• _Your task_
Identify each line in the records below that contains the word "operating", and copy it.

(Data listing)
● ● ● ●
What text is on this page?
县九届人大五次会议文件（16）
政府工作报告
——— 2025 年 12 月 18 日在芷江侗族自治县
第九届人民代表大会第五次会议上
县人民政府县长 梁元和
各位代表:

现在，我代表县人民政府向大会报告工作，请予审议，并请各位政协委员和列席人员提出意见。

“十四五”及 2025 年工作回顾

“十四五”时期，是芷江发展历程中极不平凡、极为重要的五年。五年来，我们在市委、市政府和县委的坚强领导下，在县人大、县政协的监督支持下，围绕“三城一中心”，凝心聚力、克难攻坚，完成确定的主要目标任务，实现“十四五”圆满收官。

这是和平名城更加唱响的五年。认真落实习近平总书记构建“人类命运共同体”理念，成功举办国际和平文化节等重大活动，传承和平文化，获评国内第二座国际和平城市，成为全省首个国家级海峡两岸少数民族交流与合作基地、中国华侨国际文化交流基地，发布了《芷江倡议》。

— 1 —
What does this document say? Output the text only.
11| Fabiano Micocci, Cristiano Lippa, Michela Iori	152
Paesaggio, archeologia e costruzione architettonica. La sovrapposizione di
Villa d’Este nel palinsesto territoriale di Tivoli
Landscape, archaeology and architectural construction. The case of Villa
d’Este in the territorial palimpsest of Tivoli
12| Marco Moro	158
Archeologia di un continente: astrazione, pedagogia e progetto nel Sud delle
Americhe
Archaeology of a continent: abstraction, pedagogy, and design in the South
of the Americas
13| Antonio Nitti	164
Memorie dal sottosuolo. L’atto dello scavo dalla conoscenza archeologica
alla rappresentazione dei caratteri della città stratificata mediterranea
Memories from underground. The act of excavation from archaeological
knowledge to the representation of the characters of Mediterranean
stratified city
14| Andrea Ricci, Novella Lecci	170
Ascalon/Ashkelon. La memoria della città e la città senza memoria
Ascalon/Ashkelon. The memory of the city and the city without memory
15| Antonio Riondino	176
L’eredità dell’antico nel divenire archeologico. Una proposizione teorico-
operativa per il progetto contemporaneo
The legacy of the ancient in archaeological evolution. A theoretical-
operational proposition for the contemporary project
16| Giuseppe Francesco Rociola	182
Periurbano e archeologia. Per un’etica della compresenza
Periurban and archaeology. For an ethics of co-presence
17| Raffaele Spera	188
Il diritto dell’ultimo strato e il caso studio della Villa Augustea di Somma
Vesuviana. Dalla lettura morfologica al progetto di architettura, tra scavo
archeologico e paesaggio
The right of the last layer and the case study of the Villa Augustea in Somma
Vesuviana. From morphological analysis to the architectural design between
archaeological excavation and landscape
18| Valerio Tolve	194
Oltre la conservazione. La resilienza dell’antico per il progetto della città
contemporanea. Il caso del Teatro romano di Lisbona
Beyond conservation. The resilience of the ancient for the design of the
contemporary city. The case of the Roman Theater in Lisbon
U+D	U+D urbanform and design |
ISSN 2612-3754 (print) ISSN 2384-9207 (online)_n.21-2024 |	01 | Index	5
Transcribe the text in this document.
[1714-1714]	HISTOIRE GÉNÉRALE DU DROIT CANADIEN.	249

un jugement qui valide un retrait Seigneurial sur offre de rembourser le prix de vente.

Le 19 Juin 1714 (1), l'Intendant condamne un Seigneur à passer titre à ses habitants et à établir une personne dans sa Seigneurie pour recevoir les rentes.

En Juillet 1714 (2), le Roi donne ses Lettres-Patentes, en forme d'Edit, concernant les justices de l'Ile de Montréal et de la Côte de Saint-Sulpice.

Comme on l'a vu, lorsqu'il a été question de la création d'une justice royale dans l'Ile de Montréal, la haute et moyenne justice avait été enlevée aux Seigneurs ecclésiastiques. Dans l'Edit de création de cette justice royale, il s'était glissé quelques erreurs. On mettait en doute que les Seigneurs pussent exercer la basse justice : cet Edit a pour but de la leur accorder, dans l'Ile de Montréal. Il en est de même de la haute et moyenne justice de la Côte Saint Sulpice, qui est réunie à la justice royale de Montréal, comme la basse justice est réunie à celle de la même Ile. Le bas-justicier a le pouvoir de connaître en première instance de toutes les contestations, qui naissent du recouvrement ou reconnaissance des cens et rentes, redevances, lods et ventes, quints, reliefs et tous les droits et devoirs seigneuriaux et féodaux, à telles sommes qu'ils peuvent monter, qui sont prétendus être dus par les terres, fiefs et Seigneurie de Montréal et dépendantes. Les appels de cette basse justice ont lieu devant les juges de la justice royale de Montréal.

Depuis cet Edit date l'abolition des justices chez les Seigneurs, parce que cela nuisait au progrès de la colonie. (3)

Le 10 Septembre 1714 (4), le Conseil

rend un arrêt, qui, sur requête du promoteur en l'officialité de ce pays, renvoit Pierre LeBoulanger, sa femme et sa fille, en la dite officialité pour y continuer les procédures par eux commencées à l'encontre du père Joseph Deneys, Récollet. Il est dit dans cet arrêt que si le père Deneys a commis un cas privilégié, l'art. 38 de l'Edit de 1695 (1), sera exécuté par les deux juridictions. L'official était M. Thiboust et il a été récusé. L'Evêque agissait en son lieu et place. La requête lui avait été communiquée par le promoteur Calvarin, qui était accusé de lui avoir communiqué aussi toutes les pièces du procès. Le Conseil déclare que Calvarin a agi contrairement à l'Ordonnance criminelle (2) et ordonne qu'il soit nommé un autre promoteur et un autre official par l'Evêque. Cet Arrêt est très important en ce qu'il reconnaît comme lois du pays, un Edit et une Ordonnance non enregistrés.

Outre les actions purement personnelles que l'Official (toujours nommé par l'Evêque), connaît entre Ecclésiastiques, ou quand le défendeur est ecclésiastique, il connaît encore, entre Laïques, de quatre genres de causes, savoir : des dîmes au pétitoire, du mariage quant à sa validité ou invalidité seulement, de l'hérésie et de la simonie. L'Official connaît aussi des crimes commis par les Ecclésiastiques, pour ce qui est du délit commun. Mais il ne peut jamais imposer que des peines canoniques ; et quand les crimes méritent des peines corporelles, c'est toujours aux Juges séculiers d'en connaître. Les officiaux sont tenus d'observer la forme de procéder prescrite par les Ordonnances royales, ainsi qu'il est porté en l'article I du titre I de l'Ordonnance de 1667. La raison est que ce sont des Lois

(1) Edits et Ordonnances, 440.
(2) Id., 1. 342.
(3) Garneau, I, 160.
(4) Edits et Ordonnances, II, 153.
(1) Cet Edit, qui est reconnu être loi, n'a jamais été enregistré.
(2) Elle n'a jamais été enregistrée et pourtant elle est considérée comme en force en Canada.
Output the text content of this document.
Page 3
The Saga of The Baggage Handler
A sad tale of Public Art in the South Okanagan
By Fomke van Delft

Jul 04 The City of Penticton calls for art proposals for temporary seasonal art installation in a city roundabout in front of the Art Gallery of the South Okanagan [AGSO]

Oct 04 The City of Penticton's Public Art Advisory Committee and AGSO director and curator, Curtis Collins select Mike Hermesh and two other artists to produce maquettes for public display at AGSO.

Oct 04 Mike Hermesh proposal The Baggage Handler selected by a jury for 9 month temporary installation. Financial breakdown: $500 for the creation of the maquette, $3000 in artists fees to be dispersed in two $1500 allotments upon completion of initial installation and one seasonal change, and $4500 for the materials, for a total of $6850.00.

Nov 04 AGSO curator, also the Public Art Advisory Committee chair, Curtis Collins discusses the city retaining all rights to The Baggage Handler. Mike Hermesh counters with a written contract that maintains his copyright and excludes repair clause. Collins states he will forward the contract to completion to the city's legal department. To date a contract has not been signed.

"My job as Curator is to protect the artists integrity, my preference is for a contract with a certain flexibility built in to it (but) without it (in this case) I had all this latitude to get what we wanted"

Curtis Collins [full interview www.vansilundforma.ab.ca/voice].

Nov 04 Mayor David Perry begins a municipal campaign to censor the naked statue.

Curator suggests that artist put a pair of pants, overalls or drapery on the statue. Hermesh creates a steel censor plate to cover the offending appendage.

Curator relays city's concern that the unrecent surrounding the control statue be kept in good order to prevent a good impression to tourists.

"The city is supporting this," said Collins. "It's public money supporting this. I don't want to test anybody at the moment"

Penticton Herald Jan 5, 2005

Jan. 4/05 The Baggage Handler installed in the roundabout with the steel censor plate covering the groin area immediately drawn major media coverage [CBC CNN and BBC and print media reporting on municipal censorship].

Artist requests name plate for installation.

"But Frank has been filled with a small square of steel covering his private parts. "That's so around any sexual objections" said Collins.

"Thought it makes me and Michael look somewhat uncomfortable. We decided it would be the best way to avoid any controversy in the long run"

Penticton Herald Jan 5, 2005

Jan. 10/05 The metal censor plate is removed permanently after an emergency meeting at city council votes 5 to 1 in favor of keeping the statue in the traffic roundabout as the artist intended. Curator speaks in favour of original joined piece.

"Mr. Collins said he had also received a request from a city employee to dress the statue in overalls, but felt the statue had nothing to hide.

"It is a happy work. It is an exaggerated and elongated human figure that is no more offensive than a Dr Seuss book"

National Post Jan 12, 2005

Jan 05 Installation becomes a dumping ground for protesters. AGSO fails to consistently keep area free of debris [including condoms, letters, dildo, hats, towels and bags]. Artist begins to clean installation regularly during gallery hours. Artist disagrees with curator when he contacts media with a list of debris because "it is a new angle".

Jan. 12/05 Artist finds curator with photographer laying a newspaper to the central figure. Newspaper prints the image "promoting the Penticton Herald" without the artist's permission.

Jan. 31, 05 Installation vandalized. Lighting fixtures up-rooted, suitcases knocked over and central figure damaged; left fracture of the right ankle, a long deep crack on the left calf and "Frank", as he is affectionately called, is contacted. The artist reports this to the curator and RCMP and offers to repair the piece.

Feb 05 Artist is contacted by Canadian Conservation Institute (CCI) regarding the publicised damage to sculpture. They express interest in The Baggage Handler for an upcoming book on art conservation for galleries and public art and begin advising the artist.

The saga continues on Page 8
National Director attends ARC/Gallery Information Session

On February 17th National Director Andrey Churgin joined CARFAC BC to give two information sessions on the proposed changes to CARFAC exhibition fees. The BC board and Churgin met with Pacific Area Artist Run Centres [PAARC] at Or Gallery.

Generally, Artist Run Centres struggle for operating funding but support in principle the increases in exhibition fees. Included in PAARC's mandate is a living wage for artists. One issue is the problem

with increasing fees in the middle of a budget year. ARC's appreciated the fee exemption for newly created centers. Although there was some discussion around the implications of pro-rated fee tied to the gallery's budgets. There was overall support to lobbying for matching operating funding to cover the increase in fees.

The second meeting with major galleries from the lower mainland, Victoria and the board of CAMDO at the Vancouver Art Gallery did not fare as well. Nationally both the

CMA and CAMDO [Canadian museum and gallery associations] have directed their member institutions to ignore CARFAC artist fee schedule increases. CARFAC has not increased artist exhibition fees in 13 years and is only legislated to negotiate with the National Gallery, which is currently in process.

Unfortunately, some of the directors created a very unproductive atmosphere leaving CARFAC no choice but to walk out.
● ● ● ●
• _Expected answer_
Generally, Artist Run Centres struggle for operating funding but support in principle the increases in exhibition fees. Included in PAARC's mandate is a living wage for artists. One issue is the problem
with increasing fees in the middle of a budget year. ARC's appreciated the fee exemption for newly created centers. Although there was some discussion around the implications of pro-rated fee tied to the gallery's budgets. There was overall support to lobbying for matching operating funding to cover the increase in fees.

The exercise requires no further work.